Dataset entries
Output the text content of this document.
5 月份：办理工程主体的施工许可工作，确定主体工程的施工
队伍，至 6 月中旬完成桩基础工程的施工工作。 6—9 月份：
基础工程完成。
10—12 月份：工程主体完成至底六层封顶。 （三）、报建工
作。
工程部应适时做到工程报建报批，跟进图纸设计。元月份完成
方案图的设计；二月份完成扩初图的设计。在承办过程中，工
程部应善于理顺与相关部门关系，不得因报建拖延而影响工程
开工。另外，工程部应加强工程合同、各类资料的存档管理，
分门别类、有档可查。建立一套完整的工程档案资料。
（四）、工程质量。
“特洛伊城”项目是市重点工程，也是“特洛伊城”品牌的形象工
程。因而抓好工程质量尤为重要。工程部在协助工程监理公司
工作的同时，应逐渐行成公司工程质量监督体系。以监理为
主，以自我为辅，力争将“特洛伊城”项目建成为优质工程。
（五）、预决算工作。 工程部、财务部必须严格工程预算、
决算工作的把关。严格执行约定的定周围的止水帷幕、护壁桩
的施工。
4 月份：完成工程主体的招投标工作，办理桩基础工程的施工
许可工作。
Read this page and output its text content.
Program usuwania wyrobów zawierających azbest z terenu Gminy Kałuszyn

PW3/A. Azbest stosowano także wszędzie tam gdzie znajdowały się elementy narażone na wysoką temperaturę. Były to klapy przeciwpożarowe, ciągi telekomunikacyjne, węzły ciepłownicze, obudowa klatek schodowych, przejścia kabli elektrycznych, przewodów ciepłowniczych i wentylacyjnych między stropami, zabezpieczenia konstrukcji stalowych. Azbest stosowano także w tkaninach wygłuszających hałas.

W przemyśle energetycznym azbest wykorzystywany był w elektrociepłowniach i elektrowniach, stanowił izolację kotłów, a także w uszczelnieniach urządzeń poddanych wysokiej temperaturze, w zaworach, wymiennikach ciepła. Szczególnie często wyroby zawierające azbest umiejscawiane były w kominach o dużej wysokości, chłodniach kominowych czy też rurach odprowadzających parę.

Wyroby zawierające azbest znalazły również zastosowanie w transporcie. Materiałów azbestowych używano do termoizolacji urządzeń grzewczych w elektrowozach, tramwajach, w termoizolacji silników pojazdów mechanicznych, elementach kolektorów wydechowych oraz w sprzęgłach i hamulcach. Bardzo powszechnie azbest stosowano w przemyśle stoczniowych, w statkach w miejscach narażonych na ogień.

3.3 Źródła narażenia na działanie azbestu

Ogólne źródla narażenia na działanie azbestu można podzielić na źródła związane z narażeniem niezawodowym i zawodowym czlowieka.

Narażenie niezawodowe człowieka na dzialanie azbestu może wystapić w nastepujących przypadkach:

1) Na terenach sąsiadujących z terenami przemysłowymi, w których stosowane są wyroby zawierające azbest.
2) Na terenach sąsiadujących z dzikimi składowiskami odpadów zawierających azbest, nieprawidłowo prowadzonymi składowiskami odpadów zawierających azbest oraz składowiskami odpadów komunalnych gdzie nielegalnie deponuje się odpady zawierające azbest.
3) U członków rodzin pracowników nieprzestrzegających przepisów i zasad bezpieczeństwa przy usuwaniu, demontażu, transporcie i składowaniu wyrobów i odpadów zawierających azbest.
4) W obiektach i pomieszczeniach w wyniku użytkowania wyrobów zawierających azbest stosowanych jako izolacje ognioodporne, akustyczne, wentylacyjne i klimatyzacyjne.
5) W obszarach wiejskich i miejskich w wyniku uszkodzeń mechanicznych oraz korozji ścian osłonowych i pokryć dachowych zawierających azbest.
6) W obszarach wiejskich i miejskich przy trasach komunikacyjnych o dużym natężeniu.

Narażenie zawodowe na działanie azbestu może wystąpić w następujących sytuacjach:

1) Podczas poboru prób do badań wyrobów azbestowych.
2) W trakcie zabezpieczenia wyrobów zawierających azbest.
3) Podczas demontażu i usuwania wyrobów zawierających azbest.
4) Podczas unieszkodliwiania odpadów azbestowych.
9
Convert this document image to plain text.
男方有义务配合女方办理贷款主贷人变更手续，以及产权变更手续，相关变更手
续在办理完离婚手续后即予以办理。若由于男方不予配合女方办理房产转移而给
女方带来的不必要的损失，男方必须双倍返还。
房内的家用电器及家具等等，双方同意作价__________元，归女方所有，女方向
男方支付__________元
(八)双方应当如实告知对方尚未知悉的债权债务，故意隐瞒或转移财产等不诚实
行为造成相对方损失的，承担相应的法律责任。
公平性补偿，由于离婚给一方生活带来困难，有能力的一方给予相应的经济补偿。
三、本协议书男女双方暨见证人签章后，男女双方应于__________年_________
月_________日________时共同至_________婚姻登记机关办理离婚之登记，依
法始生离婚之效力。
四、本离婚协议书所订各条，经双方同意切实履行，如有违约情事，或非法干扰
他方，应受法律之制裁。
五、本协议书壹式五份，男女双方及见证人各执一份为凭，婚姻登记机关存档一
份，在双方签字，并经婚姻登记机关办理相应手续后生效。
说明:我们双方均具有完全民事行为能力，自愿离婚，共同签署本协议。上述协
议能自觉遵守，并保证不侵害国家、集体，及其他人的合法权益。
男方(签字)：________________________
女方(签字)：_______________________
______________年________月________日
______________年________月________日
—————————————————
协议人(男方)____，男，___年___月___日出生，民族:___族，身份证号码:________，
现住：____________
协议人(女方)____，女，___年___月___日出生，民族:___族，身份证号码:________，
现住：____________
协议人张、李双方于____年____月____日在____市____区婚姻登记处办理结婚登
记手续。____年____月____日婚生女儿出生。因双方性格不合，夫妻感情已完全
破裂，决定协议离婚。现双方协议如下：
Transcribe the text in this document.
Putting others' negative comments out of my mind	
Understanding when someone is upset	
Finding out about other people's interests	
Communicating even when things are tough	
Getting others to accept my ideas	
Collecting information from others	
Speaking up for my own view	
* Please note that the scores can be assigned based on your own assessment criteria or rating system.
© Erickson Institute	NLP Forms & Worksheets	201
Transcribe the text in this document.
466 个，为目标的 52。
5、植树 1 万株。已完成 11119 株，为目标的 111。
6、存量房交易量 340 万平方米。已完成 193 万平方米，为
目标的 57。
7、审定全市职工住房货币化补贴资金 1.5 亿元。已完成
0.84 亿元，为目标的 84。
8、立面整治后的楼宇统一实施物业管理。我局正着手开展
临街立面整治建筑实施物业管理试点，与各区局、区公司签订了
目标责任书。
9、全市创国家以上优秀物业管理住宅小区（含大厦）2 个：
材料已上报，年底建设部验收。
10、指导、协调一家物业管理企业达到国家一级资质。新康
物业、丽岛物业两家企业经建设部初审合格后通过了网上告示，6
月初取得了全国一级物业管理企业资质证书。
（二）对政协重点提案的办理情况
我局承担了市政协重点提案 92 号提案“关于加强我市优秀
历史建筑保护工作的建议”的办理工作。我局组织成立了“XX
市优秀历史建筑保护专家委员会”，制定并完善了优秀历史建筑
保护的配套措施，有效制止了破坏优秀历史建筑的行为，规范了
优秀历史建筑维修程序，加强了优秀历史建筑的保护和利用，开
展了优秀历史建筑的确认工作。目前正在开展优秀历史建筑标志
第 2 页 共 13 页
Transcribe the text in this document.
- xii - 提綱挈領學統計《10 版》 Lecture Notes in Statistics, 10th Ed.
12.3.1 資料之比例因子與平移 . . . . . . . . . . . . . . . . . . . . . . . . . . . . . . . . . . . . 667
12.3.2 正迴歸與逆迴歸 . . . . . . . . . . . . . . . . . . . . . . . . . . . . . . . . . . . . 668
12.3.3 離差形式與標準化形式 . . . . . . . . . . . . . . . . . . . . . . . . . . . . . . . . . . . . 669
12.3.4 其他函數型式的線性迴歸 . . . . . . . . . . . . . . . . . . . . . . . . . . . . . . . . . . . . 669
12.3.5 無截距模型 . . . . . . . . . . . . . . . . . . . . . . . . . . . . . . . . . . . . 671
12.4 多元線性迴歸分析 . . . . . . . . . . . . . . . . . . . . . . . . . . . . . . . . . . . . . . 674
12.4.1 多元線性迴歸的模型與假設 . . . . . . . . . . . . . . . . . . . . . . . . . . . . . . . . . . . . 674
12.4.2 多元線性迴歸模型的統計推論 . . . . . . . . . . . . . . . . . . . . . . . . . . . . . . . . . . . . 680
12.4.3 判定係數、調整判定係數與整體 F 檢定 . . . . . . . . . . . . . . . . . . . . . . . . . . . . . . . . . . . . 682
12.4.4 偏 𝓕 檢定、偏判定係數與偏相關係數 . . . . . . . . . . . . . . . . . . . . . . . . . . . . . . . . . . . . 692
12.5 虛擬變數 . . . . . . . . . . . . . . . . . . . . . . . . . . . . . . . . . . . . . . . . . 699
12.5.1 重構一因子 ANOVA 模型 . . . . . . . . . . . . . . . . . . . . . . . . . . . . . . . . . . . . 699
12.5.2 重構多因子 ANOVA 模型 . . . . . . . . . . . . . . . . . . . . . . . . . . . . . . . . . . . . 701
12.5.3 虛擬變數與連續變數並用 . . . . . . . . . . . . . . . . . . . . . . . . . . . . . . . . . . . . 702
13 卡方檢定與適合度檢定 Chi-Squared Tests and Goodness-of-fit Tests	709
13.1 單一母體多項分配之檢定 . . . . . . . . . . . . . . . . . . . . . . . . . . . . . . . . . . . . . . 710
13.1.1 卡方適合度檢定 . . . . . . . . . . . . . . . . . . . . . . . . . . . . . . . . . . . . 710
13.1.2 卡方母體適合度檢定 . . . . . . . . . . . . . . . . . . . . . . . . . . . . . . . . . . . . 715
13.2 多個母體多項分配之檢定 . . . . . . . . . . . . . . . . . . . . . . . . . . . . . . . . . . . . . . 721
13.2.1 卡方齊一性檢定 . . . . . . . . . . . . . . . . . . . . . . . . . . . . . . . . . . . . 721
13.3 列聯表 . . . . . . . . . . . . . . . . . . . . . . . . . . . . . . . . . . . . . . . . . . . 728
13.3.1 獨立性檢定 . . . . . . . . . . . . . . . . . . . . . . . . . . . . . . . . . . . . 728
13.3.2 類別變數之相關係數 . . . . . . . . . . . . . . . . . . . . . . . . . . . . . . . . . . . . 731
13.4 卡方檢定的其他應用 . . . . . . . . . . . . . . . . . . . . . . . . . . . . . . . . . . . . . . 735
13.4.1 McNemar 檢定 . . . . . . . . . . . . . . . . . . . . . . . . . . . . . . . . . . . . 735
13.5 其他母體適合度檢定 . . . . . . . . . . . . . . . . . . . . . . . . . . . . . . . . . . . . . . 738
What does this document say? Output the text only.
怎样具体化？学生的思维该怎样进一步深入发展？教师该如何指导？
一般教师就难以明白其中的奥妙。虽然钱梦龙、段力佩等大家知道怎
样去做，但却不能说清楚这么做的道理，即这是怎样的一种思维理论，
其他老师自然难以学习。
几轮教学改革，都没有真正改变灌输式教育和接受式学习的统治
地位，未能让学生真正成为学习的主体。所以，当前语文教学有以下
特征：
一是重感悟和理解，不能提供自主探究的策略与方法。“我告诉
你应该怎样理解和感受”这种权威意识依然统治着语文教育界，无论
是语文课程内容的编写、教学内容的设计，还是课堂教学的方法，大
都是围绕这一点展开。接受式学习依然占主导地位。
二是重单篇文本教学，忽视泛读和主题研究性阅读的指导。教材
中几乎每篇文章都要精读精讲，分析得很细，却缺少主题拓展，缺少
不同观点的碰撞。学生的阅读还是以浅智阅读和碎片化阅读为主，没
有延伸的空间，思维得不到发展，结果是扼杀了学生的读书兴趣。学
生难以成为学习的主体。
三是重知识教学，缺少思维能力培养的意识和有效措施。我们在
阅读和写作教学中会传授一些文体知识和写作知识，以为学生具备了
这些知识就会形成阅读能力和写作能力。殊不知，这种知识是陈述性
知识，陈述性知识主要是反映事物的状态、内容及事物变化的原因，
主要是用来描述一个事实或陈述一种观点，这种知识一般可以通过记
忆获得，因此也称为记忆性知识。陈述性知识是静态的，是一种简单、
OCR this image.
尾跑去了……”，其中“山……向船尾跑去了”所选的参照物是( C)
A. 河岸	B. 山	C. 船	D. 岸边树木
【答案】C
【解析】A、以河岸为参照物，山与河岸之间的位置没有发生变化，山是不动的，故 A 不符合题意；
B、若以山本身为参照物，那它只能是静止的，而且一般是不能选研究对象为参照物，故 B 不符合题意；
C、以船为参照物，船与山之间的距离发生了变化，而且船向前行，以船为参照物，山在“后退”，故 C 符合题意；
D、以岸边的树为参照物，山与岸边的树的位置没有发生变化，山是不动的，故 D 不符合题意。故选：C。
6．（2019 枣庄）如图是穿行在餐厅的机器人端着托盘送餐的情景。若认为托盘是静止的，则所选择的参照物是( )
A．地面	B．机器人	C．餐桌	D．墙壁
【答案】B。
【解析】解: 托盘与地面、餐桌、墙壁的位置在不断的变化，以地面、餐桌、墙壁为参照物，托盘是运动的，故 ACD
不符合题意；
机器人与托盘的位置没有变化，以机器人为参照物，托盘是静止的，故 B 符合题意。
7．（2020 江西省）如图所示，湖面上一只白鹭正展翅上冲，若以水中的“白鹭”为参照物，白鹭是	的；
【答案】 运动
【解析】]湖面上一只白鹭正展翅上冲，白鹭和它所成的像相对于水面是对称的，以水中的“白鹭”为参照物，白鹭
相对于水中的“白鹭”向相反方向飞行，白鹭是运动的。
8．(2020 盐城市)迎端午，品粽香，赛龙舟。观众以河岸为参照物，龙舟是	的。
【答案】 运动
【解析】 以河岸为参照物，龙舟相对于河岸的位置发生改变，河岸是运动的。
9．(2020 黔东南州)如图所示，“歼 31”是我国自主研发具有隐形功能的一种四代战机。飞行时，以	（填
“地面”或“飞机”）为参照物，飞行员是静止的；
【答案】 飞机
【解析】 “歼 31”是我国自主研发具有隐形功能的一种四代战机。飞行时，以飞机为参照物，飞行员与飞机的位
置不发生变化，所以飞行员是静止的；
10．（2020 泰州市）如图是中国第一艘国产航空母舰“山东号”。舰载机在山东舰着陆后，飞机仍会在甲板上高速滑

TASK OBJECTIVE: Using the listing, copy every line where the word "zawierające" shows up.

ANSWER TO THIS PROBLEM:
W przemyśle energetycznym azbest wykorzystywany był w elektrociepłowniach i elektrowniach, stanowił izolację kotłów, a także w uszczelnieniach urządzeń poddanych wysokiej temperaturze, w zaworach, wymiennikach ciepła. Szczególnie często wyroby zawierające azbest umiejscawiane były w kominach o dużej wysokości, chłodniach kominowych czy też rurach odprowadzających parę.
Wyroby zawierające azbest znalazły również zastosowanie w transporcie. Materiałów azbestowych używano do termoizolacji urządzeń grzewczych w elektrowozach, tramwajach, w termoizolacji silników pojazdów mechanicznych, elementach kolektorów wydechowych oraz w sprzęgłach i hamulcach. Bardzo powszechnie azbest stosowano w przemyśle stoczniowych, w statkach w miejscach narażonych na ogień.
1) Na terenach sąsiadujących z terenami przemysłowymi, w których stosowane są wyroby zawierające azbest.
2) Na terenach sąsiadujących z dzikimi składowiskami odpadów zawierających azbest, nieprawidłowo prowadzonymi składowiskami odpadów zawierających azbest oraz składowiskami odpadów komunalnych gdzie nielegalnie deponuje się odpady zawierające azbest.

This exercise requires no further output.